WHAT THE EXERCISE ASKS:
Return every line of the entries below that contains the word "Mentions". Case matters.

— start of GIVEN DATA —

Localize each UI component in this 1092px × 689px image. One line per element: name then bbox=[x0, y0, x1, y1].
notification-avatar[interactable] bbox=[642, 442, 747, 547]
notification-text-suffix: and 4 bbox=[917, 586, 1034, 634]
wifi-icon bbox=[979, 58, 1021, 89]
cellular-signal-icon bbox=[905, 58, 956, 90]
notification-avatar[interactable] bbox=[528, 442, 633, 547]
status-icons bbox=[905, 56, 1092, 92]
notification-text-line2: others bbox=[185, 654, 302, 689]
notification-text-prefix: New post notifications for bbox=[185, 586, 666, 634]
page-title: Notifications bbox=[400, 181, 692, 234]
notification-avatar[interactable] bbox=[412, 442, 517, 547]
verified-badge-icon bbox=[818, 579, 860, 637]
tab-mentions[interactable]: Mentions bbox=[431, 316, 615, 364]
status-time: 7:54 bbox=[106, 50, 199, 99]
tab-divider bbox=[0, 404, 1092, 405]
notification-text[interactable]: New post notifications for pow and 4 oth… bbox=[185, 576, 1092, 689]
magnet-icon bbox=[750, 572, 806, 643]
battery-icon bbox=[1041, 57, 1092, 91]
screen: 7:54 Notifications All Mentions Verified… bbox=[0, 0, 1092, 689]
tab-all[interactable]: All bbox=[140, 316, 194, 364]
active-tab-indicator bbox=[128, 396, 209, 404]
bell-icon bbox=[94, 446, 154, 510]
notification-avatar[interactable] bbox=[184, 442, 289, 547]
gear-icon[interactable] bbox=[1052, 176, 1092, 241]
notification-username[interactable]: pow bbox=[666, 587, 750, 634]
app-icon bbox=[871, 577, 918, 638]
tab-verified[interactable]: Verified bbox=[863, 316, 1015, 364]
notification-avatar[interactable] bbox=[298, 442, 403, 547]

— end of GIVEN DATA —

SOLVED PROBLEM:
tab-mentions[interactable]: Mentions bbox=[431, 316, 615, 364]
screen: 7:54 Notifications All Mentions Verified… bbox=[0, 0, 1092, 689]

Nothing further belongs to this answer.